>> Begin

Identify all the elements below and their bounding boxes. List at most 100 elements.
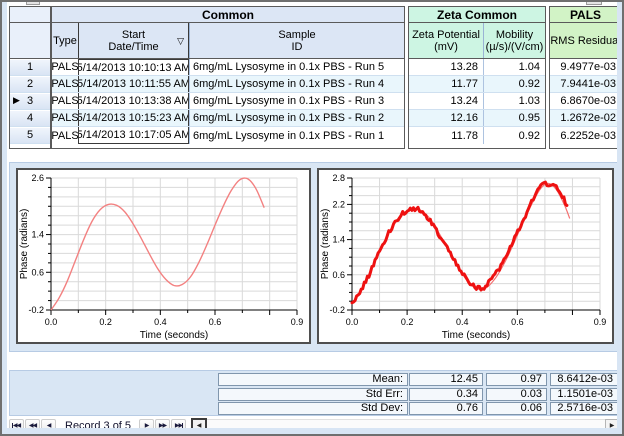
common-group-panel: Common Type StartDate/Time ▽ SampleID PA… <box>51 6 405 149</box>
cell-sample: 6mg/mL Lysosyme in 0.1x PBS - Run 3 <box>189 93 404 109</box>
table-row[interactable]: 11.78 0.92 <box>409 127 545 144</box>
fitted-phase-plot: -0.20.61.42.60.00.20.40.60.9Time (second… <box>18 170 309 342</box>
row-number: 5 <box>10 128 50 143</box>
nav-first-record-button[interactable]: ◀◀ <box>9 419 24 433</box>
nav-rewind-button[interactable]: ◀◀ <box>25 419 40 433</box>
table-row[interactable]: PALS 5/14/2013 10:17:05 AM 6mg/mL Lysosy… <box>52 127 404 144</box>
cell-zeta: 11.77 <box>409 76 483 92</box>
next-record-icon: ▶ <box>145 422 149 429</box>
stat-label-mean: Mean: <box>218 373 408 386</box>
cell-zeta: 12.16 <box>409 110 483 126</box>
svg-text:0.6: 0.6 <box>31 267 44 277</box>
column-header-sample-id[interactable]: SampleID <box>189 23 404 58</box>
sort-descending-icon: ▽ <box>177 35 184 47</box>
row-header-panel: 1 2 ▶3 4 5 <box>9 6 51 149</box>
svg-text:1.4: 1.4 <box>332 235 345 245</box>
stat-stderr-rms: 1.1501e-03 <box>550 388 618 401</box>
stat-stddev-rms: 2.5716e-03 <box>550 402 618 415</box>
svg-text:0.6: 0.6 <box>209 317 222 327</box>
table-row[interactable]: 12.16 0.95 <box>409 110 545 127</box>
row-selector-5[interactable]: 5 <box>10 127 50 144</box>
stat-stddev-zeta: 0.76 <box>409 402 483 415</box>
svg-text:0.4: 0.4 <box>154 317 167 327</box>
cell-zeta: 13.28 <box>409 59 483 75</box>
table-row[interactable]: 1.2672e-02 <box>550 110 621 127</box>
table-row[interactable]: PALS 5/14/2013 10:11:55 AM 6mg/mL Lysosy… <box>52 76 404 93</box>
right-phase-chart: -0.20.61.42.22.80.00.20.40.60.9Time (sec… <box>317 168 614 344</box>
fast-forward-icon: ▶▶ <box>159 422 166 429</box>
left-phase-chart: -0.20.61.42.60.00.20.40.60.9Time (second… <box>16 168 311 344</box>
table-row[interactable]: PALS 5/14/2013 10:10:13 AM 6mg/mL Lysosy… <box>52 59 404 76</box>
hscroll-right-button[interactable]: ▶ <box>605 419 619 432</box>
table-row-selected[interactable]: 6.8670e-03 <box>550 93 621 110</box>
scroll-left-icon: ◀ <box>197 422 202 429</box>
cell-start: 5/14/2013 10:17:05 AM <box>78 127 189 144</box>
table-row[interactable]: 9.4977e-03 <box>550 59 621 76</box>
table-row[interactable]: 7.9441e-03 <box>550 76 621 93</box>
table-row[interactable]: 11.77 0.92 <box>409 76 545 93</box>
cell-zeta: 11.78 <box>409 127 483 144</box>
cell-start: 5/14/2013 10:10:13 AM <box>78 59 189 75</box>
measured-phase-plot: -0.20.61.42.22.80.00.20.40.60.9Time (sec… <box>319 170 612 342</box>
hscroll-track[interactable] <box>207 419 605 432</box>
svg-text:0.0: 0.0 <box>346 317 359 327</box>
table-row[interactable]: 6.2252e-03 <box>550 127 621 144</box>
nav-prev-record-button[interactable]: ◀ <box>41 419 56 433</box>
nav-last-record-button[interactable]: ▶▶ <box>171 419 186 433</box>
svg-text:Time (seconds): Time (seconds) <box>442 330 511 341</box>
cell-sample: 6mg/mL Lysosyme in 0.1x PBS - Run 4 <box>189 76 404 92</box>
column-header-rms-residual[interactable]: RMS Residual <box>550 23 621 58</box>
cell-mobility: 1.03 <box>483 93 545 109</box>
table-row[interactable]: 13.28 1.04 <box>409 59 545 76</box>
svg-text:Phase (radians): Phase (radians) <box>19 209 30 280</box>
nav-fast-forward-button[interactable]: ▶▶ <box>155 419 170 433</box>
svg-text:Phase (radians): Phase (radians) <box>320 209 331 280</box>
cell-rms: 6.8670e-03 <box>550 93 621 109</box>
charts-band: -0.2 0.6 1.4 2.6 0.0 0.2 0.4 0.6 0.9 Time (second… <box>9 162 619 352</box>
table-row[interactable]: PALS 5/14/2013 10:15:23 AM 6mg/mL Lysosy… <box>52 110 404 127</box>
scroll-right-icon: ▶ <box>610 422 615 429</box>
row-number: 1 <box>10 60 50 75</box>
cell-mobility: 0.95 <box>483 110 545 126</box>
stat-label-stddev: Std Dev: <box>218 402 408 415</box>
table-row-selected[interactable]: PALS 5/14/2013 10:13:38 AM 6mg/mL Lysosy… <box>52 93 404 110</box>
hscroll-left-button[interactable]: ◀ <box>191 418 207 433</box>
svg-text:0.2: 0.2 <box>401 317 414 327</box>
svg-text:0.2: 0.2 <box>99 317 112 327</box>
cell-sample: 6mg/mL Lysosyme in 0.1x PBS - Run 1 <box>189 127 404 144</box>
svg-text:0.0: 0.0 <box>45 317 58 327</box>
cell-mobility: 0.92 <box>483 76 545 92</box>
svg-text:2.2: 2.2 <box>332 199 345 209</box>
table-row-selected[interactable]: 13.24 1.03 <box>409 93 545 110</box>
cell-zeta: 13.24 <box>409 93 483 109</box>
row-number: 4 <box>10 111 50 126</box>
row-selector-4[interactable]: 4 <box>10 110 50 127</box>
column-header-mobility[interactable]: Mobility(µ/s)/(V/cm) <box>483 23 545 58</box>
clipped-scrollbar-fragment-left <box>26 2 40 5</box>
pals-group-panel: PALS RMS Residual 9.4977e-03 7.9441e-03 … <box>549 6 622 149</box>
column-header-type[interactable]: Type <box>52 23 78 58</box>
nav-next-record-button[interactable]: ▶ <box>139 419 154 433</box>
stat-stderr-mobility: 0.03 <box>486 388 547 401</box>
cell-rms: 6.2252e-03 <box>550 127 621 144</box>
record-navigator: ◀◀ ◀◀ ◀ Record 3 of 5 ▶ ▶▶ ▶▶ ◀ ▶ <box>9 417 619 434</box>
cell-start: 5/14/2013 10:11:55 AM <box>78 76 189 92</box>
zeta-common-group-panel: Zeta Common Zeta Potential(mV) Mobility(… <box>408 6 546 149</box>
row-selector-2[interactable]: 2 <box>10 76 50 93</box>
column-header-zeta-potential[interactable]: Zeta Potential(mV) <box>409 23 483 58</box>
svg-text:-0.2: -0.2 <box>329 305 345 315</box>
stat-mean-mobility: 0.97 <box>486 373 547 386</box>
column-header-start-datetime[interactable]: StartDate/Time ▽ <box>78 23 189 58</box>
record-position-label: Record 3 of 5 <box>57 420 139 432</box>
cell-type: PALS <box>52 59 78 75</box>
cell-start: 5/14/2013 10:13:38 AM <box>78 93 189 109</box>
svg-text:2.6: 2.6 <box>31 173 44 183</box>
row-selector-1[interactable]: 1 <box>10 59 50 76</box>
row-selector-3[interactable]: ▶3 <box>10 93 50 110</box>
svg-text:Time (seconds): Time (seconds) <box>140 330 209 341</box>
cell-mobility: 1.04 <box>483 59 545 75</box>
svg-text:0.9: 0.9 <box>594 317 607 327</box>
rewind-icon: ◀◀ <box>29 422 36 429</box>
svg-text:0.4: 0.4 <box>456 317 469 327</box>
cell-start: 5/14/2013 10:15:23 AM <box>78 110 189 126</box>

>> End

# [CHALLENGE]
Reproduce the records above word for word, leaving out the pictures.

# [SOLUTION BELOW]
Identify all the elements below and their bounding boxes. List at most 100 elements.
common-group-panel: Common Type StartDate/Time ▽ SampleID PA… <box>51 6 405 149</box>
cell-sample: 6mg/mL Lysosyme in 0.1x PBS - Run 3 <box>189 93 404 109</box>
table-row[interactable]: 11.78 0.92 <box>409 127 545 144</box>
fitted-phase-plot: -0.20.61.42.60.00.20.40.60.9Time (second… <box>18 170 309 342</box>
row-number: 5 <box>10 128 50 143</box>
nav-first-record-button[interactable]: ◀◀ <box>9 419 24 433</box>
nav-rewind-button[interactable]: ◀◀ <box>25 419 40 433</box>
table-row[interactable]: PALS 5/14/2013 10:17:05 AM 6mg/mL Lysosy… <box>52 127 404 144</box>
cell-zeta: 11.77 <box>409 76 483 92</box>
next-record-icon: ▶ <box>145 422 149 429</box>
stat-label-mean: Mean: <box>218 373 408 386</box>
cell-zeta: 12.16 <box>409 110 483 126</box>
svg-text:0.6: 0.6 <box>31 267 44 277</box>
column-header-sample-id[interactable]: SampleID <box>189 23 404 58</box>
sort-descending-icon: ▽ <box>177 35 184 47</box>
row-header-panel: 1 2 ▶3 4 5 <box>9 6 51 149</box>
svg-text:1.4: 1.4 <box>332 235 345 245</box>
stat-stderr-rms: 1.1501e-03 <box>550 388 618 401</box>
stat-stddev-rms: 2.5716e-03 <box>550 402 618 415</box>
svg-text:0.6: 0.6 <box>209 317 222 327</box>
table-row[interactable]: 12.16 0.95 <box>409 110 545 127</box>
row-selector-5[interactable]: 5 <box>10 127 50 144</box>
stat-stddev-zeta: 0.76 <box>409 402 483 415</box>
svg-text:0.4: 0.4 <box>154 317 167 327</box>
cell-zeta: 13.28 <box>409 59 483 75</box>
table-row[interactable]: 1.2672e-02 <box>550 110 621 127</box>
table-row[interactable]: PALS 5/14/2013 10:11:55 AM 6mg/mL Lysosy… <box>52 76 404 93</box>
right-phase-chart: -0.20.61.42.22.80.00.20.40.60.9Time (sec… <box>317 168 614 344</box>
fast-forward-icon: ▶▶ <box>159 422 166 429</box>
left-phase-chart: -0.20.61.42.60.00.20.40.60.9Time (second… <box>16 168 311 344</box>
table-row[interactable]: PALS 5/14/2013 10:10:13 AM 6mg/mL Lysosy… <box>52 59 404 76</box>
hscroll-right-button[interactable]: ▶ <box>605 419 619 432</box>
table-row-selected[interactable]: 6.8670e-03 <box>550 93 621 110</box>
scroll-left-icon: ◀ <box>197 422 202 429</box>
cell-start: 5/14/2013 10:17:05 AM <box>78 127 189 144</box>
table-row[interactable]: 9.4977e-03 <box>550 59 621 76</box>
table-row[interactable]: 7.9441e-03 <box>550 76 621 93</box>
table-row[interactable]: 11.77 0.92 <box>409 76 545 93</box>
cell-zeta: 11.78 <box>409 127 483 144</box>
cell-start: 5/14/2013 10:10:13 AM <box>78 59 189 75</box>
measured-phase-plot: -0.20.61.42.22.80.00.20.40.60.9Time (sec… <box>319 170 612 342</box>
hscroll-track[interactable] <box>207 419 605 432</box>
svg-text:0.0: 0.0 <box>346 317 359 327</box>
table-row[interactable]: 6.2252e-03 <box>550 127 621 144</box>
nav-prev-record-button[interactable]: ◀ <box>41 419 56 433</box>
nav-last-record-button[interactable]: ▶▶ <box>171 419 186 433</box>
svg-text:Time (seconds): Time (seconds) <box>442 330 511 341</box>
cell-sample: 6mg/mL Lysosyme in 0.1x PBS - Run 4 <box>189 76 404 92</box>
column-header-rms-residual[interactable]: RMS Residual <box>550 23 621 58</box>
cell-mobility: 1.03 <box>483 93 545 109</box>
table-row[interactable]: 13.28 1.04 <box>409 59 545 76</box>
svg-text:Phase (radians): Phase (radians) <box>19 209 30 280</box>
nav-fast-forward-button[interactable]: ▶▶ <box>155 419 170 433</box>
svg-text:Phase (radians): Phase (radians) <box>320 209 331 280</box>
cell-rms: 6.8670e-03 <box>550 93 621 109</box>
charts-band: -0.2 0.6 1.4 2.6 0.0 0.2 0.4 0.6 0.9 Time (second… <box>9 162 619 352</box>
table-row[interactable]: PALS 5/14/2013 10:15:23 AM 6mg/mL Lysosy… <box>52 110 404 127</box>
scroll-right-icon: ▶ <box>610 422 615 429</box>
row-number: 1 <box>10 60 50 75</box>
cell-mobility: 0.95 <box>483 110 545 126</box>
stat-label-stddev: Std Dev: <box>218 402 408 415</box>
table-row-selected[interactable]: PALS 5/14/2013 10:13:38 AM 6mg/mL Lysosy… <box>52 93 404 110</box>
hscroll-left-button[interactable]: ◀ <box>191 418 207 433</box>
svg-text:0.2: 0.2 <box>401 317 414 327</box>
svg-text:0.2: 0.2 <box>99 317 112 327</box>
cell-sample: 6mg/mL Lysosyme in 0.1x PBS - Run 1 <box>189 127 404 144</box>
svg-text:0.0: 0.0 <box>45 317 58 327</box>
cell-mobility: 0.92 <box>483 76 545 92</box>
svg-text:2.2: 2.2 <box>332 199 345 209</box>
table-row-selected[interactable]: 13.24 1.03 <box>409 93 545 110</box>
cell-zeta: 13.24 <box>409 93 483 109</box>
row-number: 4 <box>10 111 50 126</box>
row-selector-4[interactable]: 4 <box>10 110 50 127</box>
column-header-mobility[interactable]: Mobility(µ/s)/(V/cm) <box>483 23 545 58</box>
clipped-scrollbar-fragment-left <box>26 2 40 5</box>
pals-group-panel: PALS RMS Residual 9.4977e-03 7.9441e-03 … <box>549 6 622 149</box>
column-header-type[interactable]: Type <box>52 23 78 58</box>
nav-next-record-button[interactable]: ▶ <box>139 419 154 433</box>
stat-stderr-mobility: 0.03 <box>486 388 547 401</box>
cell-rms: 6.2252e-03 <box>550 127 621 144</box>
record-navigator: ◀◀ ◀◀ ◀ Record 3 of 5 ▶ ▶▶ ▶▶ ◀ ▶ <box>9 417 619 434</box>
cell-start: 5/14/2013 10:11:55 AM <box>78 76 189 92</box>
zeta-common-group-panel: Zeta Common Zeta Potential(mV) Mobility(… <box>408 6 546 149</box>
row-selector-2[interactable]: 2 <box>10 76 50 93</box>
column-header-zeta-potential[interactable]: Zeta Potential(mV) <box>409 23 483 58</box>
svg-text:-0.2: -0.2 <box>329 305 345 315</box>
stat-mean-mobility: 0.97 <box>486 373 547 386</box>
column-header-start-datetime[interactable]: StartDate/Time ▽ <box>78 23 189 58</box>
record-position-label: Record 3 of 5 <box>57 420 139 432</box>
cell-type: PALS <box>52 59 78 75</box>
cell-start: 5/14/2013 10:13:38 AM <box>78 93 189 109</box>
svg-text:2.6: 2.6 <box>31 173 44 183</box>
row-selector-1[interactable]: 1 <box>10 59 50 76</box>
row-selector-3[interactable]: ▶3 <box>10 93 50 110</box>
svg-text:Time (seconds): Time (seconds) <box>140 330 209 341</box>
cell-mobility: 1.04 <box>483 59 545 75</box>
svg-text:0.9: 0.9 <box>594 317 607 327</box>
rewind-icon: ◀◀ <box>29 422 36 429</box>
svg-text:0.4: 0.4 <box>456 317 469 327</box>
cell-start: 5/14/2013 10:15:23 AM <box>78 110 189 126</box>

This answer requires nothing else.